AIM OF THE TASK
Pull out every line of the listing below where "également" appears.

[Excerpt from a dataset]

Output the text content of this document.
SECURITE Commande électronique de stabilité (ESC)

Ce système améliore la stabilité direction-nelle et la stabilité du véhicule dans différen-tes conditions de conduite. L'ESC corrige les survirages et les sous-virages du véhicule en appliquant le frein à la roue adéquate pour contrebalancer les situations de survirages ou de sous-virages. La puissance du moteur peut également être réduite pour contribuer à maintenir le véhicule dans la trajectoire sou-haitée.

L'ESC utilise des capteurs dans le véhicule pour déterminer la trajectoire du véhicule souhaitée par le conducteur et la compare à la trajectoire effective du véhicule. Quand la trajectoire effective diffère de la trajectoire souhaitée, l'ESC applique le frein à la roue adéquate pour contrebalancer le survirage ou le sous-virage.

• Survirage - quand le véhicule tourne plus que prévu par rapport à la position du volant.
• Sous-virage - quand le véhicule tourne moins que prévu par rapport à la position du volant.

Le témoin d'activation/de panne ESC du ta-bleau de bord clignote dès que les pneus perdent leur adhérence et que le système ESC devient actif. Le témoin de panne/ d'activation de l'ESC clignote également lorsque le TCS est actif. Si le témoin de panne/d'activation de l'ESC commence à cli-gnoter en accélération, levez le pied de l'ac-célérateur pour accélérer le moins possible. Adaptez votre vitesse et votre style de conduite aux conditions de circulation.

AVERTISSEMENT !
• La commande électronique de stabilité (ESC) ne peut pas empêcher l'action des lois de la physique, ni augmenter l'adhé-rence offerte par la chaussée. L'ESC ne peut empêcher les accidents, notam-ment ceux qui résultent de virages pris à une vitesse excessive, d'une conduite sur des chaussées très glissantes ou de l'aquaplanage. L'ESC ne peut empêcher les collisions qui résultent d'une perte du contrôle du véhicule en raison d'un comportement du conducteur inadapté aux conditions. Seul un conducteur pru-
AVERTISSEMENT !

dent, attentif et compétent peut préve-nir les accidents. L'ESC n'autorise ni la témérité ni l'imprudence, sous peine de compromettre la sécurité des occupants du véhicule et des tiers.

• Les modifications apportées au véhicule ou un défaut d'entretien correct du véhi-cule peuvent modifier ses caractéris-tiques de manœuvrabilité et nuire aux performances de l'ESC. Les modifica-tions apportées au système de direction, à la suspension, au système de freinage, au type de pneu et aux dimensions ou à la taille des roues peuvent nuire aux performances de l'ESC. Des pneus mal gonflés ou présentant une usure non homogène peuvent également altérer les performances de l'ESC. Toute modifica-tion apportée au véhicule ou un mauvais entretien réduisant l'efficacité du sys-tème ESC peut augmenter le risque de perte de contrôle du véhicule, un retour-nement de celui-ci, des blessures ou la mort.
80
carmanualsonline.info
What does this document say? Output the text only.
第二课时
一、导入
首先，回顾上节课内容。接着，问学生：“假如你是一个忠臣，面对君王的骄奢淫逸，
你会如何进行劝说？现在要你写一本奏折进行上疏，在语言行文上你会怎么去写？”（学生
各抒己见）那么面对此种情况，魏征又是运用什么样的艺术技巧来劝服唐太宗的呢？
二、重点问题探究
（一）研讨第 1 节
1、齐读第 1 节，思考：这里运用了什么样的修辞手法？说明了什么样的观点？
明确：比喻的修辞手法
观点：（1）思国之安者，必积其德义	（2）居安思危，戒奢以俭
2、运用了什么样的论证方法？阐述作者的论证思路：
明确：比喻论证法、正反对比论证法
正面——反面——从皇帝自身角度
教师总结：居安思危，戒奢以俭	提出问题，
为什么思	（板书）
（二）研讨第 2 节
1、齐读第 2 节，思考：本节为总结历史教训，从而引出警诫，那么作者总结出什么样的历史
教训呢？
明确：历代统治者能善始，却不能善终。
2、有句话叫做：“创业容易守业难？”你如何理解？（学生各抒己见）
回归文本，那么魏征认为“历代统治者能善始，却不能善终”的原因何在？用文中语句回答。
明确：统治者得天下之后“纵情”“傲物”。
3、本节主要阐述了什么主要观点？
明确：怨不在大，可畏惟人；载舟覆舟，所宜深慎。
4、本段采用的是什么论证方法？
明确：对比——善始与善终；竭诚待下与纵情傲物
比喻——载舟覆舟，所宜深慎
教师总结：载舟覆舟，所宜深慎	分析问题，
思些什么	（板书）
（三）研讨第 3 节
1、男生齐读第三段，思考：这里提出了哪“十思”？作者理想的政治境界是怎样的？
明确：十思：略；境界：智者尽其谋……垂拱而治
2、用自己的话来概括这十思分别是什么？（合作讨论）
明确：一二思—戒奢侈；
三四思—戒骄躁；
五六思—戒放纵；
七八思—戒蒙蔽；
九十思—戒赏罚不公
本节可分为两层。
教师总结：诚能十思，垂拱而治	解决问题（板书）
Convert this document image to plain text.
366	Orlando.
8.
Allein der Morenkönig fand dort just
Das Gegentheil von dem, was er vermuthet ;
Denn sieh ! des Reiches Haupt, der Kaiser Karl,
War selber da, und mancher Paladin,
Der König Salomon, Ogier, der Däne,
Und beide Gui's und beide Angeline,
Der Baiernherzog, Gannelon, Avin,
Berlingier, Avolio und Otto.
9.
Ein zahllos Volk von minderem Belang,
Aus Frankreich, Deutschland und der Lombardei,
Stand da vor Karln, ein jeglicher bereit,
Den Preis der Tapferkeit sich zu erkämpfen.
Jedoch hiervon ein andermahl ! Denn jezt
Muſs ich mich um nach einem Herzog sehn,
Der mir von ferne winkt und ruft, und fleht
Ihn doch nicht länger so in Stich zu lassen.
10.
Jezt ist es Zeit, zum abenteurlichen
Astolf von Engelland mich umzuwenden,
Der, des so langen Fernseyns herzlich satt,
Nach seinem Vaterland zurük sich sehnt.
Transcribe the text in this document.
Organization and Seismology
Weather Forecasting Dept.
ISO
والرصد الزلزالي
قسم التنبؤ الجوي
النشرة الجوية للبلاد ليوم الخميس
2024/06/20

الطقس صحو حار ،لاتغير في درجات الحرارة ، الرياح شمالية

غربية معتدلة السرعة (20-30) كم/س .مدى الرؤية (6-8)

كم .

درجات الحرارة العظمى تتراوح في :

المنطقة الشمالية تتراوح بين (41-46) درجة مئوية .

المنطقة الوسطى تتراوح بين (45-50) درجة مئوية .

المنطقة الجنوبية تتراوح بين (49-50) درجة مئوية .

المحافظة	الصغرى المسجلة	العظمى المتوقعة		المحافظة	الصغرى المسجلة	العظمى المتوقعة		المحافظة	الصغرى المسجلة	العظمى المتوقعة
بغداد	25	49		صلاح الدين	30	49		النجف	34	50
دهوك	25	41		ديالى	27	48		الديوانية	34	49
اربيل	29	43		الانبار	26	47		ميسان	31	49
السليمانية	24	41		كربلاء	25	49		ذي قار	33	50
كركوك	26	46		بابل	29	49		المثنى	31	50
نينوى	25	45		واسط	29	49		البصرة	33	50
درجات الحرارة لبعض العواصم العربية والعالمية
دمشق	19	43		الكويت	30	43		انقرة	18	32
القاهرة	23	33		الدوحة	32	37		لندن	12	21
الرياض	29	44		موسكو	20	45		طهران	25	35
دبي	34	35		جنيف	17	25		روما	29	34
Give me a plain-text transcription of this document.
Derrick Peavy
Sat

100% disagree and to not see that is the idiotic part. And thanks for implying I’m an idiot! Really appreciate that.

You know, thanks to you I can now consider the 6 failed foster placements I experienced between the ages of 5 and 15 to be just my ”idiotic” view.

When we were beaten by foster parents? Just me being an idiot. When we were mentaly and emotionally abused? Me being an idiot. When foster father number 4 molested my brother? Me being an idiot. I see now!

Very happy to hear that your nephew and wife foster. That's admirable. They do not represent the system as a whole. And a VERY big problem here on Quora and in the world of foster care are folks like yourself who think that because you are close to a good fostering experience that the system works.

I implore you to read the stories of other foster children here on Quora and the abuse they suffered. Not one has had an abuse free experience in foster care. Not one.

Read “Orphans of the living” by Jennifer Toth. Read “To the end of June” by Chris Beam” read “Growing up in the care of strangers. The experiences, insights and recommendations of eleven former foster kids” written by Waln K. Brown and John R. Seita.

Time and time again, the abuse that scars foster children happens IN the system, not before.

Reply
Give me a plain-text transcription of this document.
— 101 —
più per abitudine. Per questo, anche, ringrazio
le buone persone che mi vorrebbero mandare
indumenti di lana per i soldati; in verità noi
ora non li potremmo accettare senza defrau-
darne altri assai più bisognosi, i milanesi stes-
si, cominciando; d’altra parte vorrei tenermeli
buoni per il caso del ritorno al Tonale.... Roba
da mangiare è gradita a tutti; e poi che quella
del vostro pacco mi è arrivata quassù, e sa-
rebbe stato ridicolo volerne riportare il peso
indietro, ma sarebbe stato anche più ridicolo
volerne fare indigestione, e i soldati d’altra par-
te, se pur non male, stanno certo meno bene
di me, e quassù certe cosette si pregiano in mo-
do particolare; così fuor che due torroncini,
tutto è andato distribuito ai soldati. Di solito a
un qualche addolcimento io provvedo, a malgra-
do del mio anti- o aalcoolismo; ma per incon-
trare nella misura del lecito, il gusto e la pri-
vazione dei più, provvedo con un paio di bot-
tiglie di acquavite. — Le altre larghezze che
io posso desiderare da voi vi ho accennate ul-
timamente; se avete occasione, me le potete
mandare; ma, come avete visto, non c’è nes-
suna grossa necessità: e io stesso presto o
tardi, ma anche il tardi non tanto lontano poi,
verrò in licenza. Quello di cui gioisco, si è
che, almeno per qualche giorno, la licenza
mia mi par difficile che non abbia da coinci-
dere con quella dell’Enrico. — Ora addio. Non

OUTPUT OF THE TASK
Ce système améliore la stabilité direction-nelle et la stabilité du véhicule dans différen-tes conditions de conduite. L'ESC corrige les survirages et les sous-virages du véhicule en appliquant le frein à la roue adéquate pour contrebalancer les situations de survirages ou de sous-virages. La puissance du moteur peut également être réduite pour contribuer à maintenir le véhicule dans la trajectoire sou-haitée.
Le témoin d'activation/de panne ESC du ta-bleau de bord clignote dès que les pneus perdent leur adhérence et que le système ESC devient actif. Le témoin de panne/ d'activation de l'ESC clignote également lorsque le TCS est actif. Si le témoin de panne/d'activation de l'ESC commence à cli-gnoter en accélération, levez le pied de l'ac-célérateur pour accélérer le moins possible. Adaptez votre vitesse et votre style de conduite aux conditions de circulation.
• Les modifications apportées au véhicule ou un défaut d'entretien correct du véhi-cule peuvent modifier ses caractéris-tiques de manœuvrabilité et nuire aux performances de l'ESC. Les modifica-tions apportées au système de direction, à la suspension, au système de freinage, au type de pneu et aux dimensions ou à la taille des roues peuvent nuire aux performances de l'ESC. Des pneus mal gonflés ou présentant une usure non homogène peuvent également altérer les performances de l'ESC. Toute modifica-tion apportée au véhicule ou un mauvais entretien réduisant l'efficacité du sys-tème ESC peut augmenter le risque de perte de contrôle du véhicule, un retour-nement de celui-ci, des blessures ou la mort.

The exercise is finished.